Dataset entries on figures
+++++

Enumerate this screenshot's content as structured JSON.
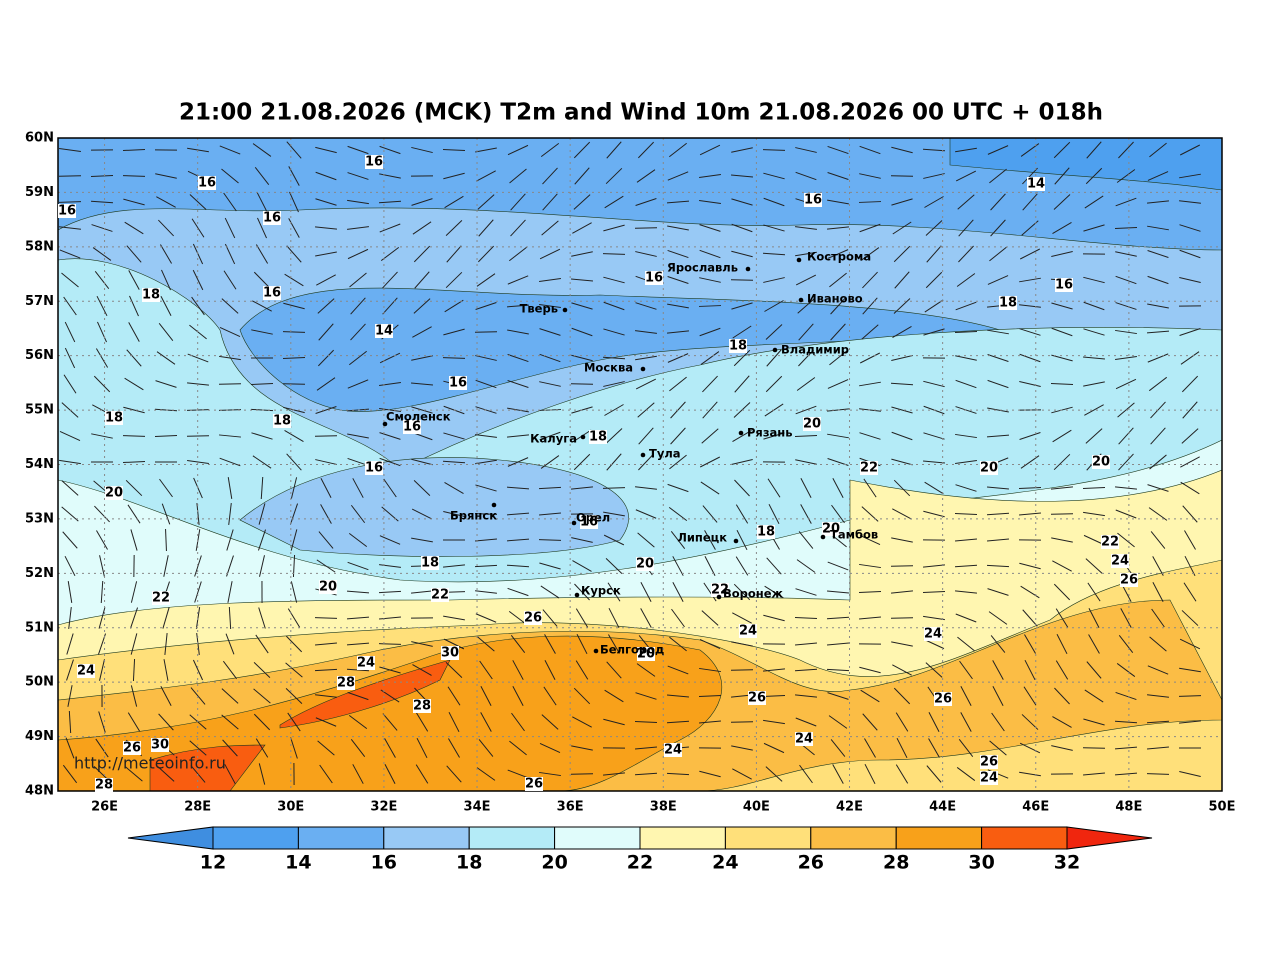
{
  "title": "21:00 21.08.2026 (MCK) T2m and Wind 10m 21.08.2026 00 UTC + 018h",
  "watermark": "http://meteoinfo.ru",
  "lat_ticks": [
    "60N",
    "59N",
    "58N",
    "57N",
    "56N",
    "55N",
    "54N",
    "53N",
    "52N",
    "51N",
    "50N",
    "49N",
    "48N"
  ],
  "lon_ticks": [
    "26E",
    "28E",
    "30E",
    "32E",
    "34E",
    "36E",
    "38E",
    "40E",
    "42E",
    "44E",
    "46E",
    "48E",
    "50E"
  ],
  "cities": [
    "Кострома",
    "Ярославль",
    "Иваново",
    "Тверь",
    "Владимир",
    "Москва",
    "Смоленск",
    "Калуга",
    "Рязань",
    "Тула",
    "Брянск",
    "Орел",
    "Липецк",
    "Тамбов",
    "Курск",
    "Воронеж",
    "Белгород"
  ],
  "contour_labels": [
    16,
    16,
    16,
    16,
    16,
    14,
    18,
    16,
    16,
    14,
    18,
    16,
    18,
    16,
    18,
    18,
    16,
    18,
    20,
    16,
    22,
    20,
    20,
    20,
    16,
    18,
    20,
    22,
    24,
    26,
    18,
    20,
    20,
    22,
    22,
    22,
    26,
    24,
    24,
    24,
    24,
    30,
    20,
    28,
    26,
    26,
    28,
    24,
    26,
    30,
    24,
    26,
    24,
    28,
    26
  ],
  "colorbar": {
    "colors": [
      "#3f8ee0",
      "#4ea0ef",
      "#6aaff2",
      "#98c9f5",
      "#b4ebf7",
      "#e0fcfb",
      "#fff6b0",
      "#ffe07a",
      "#fbbd45",
      "#f8a11a",
      "#f95d10",
      "#f0260e"
    ],
    "ticks": [
      12,
      14,
      16,
      18,
      20,
      22,
      24,
      26,
      28,
      30,
      32
    ]
  }
}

+++++

» TASK PROMPT
Give the data again exactly as written, with all pictures left out.

» EXERCISE RESULT
Enumerate this screenshot's content as structured JSON.
{
  "title": "21:00 21.08.2026 (MCK) T2m and Wind 10m 21.08.2026 00 UTC + 018h",
  "watermark": "http://meteoinfo.ru",
  "lat_ticks": [
    "60N",
    "59N",
    "58N",
    "57N",
    "56N",
    "55N",
    "54N",
    "53N",
    "52N",
    "51N",
    "50N",
    "49N",
    "48N"
  ],
  "lon_ticks": [
    "26E",
    "28E",
    "30E",
    "32E",
    "34E",
    "36E",
    "38E",
    "40E",
    "42E",
    "44E",
    "46E",
    "48E",
    "50E"
  ],
  "cities": [
    "Кострома",
    "Ярославль",
    "Иваново",
    "Тверь",
    "Владимир",
    "Москва",
    "Смоленск",
    "Калуга",
    "Рязань",
    "Тула",
    "Брянск",
    "Орел",
    "Липецк",
    "Тамбов",
    "Курск",
    "Воронеж",
    "Белгород"
  ],
  "contour_labels": [
    16,
    16,
    16,
    16,
    16,
    14,
    18,
    16,
    16,
    14,
    18,
    16,
    18,
    16,
    18,
    18,
    16,
    18,
    20,
    16,
    22,
    20,
    20,
    20,
    16,
    18,
    20,
    22,
    24,
    26,
    18,
    20,
    20,
    22,
    22,
    22,
    26,
    24,
    24,
    24,
    24,
    30,
    20,
    28,
    26,
    26,
    28,
    24,
    26,
    30,
    24,
    26,
    24,
    28,
    26
  ],
  "colorbar": {
    "colors": [
      "#3f8ee0",
      "#4ea0ef",
      "#6aaff2",
      "#98c9f5",
      "#b4ebf7",
      "#e0fcfb",
      "#fff6b0",
      "#ffe07a",
      "#fbbd45",
      "#f8a11a",
      "#f95d10",
      "#f0260e"
    ],
    "ticks": [
      12,
      14,
      16,
      18,
      20,
      22,
      24,
      26,
      28,
      30,
      32
    ]
  }
}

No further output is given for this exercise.